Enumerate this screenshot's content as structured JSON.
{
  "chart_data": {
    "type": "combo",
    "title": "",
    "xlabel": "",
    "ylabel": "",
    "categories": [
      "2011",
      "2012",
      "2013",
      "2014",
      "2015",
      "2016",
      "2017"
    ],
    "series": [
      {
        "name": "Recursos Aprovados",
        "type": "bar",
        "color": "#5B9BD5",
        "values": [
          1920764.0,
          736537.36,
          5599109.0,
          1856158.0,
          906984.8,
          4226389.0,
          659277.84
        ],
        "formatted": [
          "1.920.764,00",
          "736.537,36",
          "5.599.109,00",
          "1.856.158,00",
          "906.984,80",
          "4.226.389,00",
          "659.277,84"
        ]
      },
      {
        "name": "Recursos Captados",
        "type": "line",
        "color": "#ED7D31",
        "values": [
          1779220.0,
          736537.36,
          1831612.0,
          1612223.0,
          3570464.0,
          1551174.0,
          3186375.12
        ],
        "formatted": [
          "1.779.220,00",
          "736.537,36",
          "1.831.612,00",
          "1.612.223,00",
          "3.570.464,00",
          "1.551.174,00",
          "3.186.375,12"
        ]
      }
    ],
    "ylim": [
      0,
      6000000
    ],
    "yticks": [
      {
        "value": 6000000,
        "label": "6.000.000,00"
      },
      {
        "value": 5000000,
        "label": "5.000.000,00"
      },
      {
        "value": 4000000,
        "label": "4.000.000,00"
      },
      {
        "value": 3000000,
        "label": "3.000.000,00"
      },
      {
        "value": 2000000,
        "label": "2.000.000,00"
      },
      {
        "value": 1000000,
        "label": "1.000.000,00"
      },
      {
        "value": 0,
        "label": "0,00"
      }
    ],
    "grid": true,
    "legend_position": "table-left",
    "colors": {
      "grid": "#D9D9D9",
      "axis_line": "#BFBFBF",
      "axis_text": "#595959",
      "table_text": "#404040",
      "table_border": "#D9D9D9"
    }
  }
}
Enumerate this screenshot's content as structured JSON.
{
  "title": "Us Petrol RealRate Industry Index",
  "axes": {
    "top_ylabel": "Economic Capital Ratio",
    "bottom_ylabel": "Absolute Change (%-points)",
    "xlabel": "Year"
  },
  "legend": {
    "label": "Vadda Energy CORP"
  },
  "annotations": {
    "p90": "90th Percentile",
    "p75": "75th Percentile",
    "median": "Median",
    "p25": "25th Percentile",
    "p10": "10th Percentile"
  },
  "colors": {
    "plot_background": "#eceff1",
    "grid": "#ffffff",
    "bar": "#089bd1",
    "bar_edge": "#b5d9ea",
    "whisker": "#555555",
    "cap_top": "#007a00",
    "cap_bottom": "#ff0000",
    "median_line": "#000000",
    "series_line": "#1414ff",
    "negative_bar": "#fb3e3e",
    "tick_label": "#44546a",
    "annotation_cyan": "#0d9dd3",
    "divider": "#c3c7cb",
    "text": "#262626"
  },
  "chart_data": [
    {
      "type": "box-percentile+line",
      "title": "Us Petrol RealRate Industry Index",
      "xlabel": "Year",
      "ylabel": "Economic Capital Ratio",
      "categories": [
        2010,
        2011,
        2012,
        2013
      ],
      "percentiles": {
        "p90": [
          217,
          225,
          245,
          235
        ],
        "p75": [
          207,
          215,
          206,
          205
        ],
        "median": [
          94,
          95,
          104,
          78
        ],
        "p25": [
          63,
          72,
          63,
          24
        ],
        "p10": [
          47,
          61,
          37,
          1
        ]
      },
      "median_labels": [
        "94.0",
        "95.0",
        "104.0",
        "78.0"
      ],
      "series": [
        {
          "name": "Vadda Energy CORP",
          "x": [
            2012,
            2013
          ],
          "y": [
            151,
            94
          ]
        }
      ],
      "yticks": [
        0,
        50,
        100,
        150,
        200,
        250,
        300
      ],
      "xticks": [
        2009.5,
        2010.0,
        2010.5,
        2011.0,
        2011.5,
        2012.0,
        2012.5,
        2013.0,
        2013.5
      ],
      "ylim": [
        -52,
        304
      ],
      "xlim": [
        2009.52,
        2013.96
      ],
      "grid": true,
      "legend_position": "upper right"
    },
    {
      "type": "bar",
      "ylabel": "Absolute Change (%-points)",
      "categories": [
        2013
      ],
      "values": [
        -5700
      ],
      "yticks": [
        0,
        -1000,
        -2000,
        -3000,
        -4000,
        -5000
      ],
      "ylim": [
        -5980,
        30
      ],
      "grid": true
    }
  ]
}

*Exercise*
Copy out the full set of records precisely, leaving nothing out.

*Complete response*
Enumerate this screenshot's content as structured JSON.
{
  "chart_data": {
    "type": "combo",
    "title": "",
    "xlabel": "",
    "ylabel": "",
    "categories": [
      "2011",
      "2012",
      "2013",
      "2014",
      "2015",
      "2016",
      "2017"
    ],
    "series": [
      {
        "name": "Recursos Aprovados",
        "type": "bar",
        "color": "#5B9BD5",
        "values": [
          1920764.0,
          736537.36,
          5599109.0,
          1856158.0,
          906984.8,
          4226389.0,
          659277.84
        ],
        "formatted": [
          "1.920.764,00",
          "736.537,36",
          "5.599.109,00",
          "1.856.158,00",
          "906.984,80",
          "4.226.389,00",
          "659.277,84"
        ]
      },
      {
        "name": "Recursos Captados",
        "type": "line",
        "color": "#ED7D31",
        "values": [
          1779220.0,
          736537.36,
          1831612.0,
          1612223.0,
          3570464.0,
          1551174.0,
          3186375.12
        ],
        "formatted": [
          "1.779.220,00",
          "736.537,36",
          "1.831.612,00",
          "1.612.223,00",
          "3.570.464,00",
          "1.551.174,00",
          "3.186.375,12"
        ]
      }
    ],
    "ylim": [
      0,
      6000000
    ],
    "yticks": [
      {
        "value": 6000000,
        "label": "6.000.000,00"
      },
      {
        "value": 5000000,
        "label": "5.000.000,00"
      },
      {
        "value": 4000000,
        "label": "4.000.000,00"
      },
      {
        "value": 3000000,
        "label": "3.000.000,00"
      },
      {
        "value": 2000000,
        "label": "2.000.000,00"
      },
      {
        "value": 1000000,
        "label": "1.000.000,00"
      },
      {
        "value": 0,
        "label": "0,00"
      }
    ],
    "grid": true,
    "legend_position": "table-left",
    "colors": {
      "grid": "#D9D9D9",
      "axis_line": "#BFBFBF",
      "axis_text": "#595959",
      "table_text": "#404040",
      "table_border": "#D9D9D9"
    }
  }
}
Enumerate this screenshot's content as structured JSON.
{
  "title": "Us Petrol RealRate Industry Index",
  "axes": {
    "top_ylabel": "Economic Capital Ratio",
    "bottom_ylabel": "Absolute Change (%-points)",
    "xlabel": "Year"
  },
  "legend": {
    "label": "Vadda Energy CORP"
  },
  "annotations": {
    "p90": "90th Percentile",
    "p75": "75th Percentile",
    "median": "Median",
    "p25": "25th Percentile",
    "p10": "10th Percentile"
  },
  "colors": {
    "plot_background": "#eceff1",
    "grid": "#ffffff",
    "bar": "#089bd1",
    "bar_edge": "#b5d9ea",
    "whisker": "#555555",
    "cap_top": "#007a00",
    "cap_bottom": "#ff0000",
    "median_line": "#000000",
    "series_line": "#1414ff",
    "negative_bar": "#fb3e3e",
    "tick_label": "#44546a",
    "annotation_cyan": "#0d9dd3",
    "divider": "#c3c7cb",
    "text": "#262626"
  },
  "chart_data": [
    {
      "type": "box-percentile+line",
      "title": "Us Petrol RealRate Industry Index",
      "xlabel": "Year",
      "ylabel": "Economic Capital Ratio",
      "categories": [
        2010,
        2011,
        2012,
        2013
      ],
      "percentiles": {
        "p90": [
          217,
          225,
          245,
          235
        ],
        "p75": [
          207,
          215,
          206,
          205
        ],
        "median": [
          94,
          95,
          104,
          78
        ],
        "p25": [
          63,
          72,
          63,
          24
        ],
        "p10": [
          47,
          61,
          37,
          1
        ]
      },
      "median_labels": [
        "94.0",
        "95.0",
        "104.0",
        "78.0"
      ],
      "series": [
        {
          "name": "Vadda Energy CORP",
          "x": [
            2012,
            2013
          ],
          "y": [
            151,
            94
          ]
        }
      ],
      "yticks": [
        0,
        50,
        100,
        150,
        200,
        250,
        300
      ],
      "xticks": [
        2009.5,
        2010.0,
        2010.5,
        2011.0,
        2011.5,
        2012.0,
        2012.5,
        2013.0,
        2013.5
      ],
      "ylim": [
        -52,
        304
      ],
      "xlim": [
        2009.52,
        2013.96
      ],
      "grid": true,
      "legend_position": "upper right"
    },
    {
      "type": "bar",
      "ylabel": "Absolute Change (%-points)",
      "categories": [
        2013
      ],
      "values": [
        -5700
      ],
      "yticks": [
        0,
        -1000,
        -2000,
        -3000,
        -4000,
        -5000
      ],
      "ylim": [
        -5980,
        30
      ],
      "grid": true
    }
  ]
}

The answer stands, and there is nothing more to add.